=== Exercise aim ===
What is the number of lines in these entries that contain "International"? State it alone.

=== Extracted records ===
<<<<
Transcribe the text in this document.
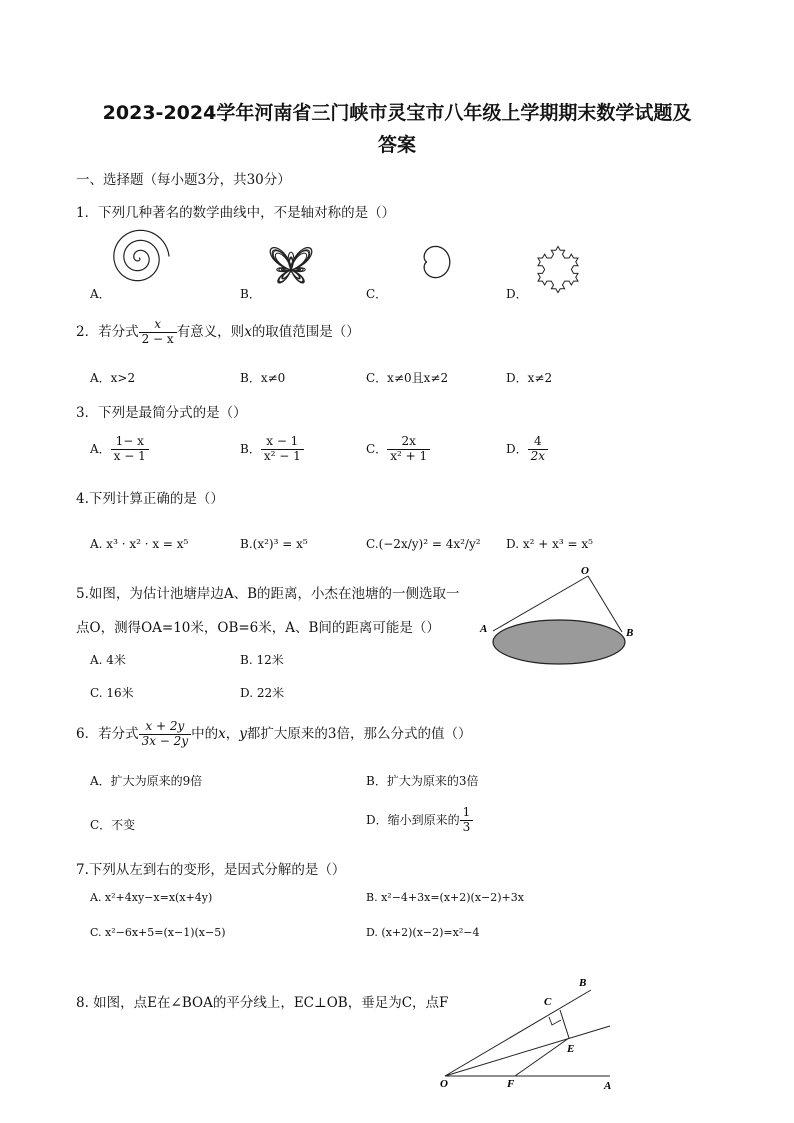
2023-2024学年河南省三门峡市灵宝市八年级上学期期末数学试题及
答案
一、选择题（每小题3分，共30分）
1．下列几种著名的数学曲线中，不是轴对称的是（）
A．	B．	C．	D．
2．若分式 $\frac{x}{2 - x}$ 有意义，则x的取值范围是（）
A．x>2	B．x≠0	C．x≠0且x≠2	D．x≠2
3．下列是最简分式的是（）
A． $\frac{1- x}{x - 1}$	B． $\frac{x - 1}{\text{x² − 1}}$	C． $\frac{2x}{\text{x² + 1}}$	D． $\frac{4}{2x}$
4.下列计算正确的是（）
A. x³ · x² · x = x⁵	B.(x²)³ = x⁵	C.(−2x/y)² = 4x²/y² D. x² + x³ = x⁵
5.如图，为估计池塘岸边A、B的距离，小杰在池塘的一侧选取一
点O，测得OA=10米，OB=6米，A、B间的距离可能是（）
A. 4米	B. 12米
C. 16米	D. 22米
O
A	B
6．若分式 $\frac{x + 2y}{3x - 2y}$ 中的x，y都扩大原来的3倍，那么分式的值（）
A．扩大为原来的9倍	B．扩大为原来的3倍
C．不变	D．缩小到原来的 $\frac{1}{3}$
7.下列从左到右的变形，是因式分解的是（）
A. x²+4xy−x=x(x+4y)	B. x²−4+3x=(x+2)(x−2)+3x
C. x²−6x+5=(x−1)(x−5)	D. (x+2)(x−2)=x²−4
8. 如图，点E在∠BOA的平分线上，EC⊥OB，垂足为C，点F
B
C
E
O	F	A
>>>>
<<<<
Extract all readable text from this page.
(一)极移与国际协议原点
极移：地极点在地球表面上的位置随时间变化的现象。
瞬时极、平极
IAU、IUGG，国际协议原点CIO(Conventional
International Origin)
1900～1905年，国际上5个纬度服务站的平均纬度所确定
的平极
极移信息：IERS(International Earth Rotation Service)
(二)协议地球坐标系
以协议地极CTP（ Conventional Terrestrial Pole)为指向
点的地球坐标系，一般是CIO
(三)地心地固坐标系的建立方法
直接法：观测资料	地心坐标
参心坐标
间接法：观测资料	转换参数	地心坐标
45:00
>>>>
<<<<
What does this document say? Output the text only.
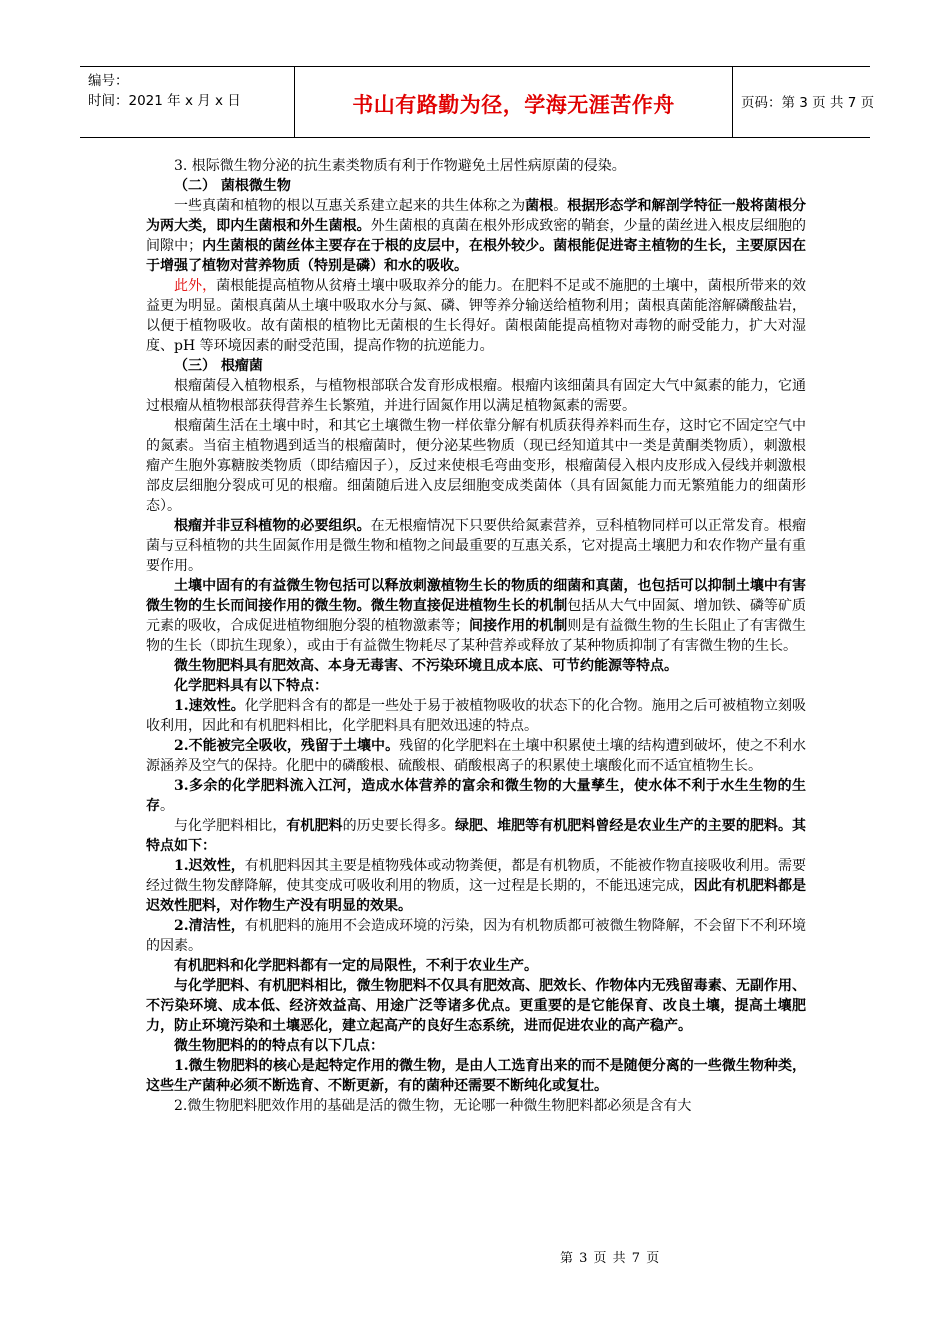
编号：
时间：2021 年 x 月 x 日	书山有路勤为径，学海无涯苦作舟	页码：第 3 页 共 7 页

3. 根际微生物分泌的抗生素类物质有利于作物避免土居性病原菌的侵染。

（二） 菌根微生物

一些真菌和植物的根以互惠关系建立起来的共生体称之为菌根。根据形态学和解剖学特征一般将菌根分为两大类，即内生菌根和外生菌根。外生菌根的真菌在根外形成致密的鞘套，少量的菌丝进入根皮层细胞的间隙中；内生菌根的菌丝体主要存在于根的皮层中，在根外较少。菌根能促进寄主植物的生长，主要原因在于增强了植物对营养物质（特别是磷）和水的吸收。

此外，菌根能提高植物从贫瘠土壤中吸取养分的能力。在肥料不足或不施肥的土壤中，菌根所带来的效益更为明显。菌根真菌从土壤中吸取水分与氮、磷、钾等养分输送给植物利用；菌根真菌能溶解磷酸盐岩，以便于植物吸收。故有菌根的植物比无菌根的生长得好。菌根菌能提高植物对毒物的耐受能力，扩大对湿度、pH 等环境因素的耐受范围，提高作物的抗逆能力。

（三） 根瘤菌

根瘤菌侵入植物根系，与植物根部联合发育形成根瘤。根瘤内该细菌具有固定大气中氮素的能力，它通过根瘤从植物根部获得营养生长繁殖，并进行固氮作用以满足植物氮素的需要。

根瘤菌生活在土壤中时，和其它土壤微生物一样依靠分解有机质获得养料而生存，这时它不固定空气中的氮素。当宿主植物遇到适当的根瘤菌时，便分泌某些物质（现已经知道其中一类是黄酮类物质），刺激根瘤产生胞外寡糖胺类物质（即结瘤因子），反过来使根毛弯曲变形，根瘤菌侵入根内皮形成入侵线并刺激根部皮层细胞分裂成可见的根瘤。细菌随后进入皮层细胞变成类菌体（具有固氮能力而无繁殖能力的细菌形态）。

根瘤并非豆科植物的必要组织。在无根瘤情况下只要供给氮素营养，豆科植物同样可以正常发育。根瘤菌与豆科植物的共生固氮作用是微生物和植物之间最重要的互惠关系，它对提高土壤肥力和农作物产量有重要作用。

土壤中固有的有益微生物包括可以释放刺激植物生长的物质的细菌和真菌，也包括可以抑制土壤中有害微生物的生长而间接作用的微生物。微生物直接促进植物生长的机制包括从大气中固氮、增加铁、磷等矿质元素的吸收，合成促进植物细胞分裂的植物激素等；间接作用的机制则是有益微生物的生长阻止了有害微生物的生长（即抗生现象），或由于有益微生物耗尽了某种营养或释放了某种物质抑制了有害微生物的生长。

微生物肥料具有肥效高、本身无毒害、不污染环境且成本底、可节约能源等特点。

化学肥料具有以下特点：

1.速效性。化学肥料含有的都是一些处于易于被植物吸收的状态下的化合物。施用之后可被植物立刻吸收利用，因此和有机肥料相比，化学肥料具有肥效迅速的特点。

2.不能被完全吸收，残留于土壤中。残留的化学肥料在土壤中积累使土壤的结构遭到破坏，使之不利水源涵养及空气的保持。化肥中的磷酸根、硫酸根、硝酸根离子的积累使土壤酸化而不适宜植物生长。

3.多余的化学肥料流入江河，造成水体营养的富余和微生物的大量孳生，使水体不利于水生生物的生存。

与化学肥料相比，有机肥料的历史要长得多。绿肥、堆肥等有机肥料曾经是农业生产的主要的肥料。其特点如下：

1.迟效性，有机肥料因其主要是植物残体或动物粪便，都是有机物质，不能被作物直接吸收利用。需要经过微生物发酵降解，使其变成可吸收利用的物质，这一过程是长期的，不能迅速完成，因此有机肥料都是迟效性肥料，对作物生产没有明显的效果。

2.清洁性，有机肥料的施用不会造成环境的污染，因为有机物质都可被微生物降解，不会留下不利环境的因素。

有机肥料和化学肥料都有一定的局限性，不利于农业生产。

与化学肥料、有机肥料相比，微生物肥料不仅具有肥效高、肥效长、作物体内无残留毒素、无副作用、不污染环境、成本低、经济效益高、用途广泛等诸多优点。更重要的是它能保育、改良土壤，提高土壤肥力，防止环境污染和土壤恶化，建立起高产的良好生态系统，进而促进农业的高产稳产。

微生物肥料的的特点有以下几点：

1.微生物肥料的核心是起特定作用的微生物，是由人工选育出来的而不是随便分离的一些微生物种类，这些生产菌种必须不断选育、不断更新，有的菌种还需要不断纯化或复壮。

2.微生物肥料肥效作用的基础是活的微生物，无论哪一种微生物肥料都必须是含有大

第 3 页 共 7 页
>>>>
=== The reply ===
2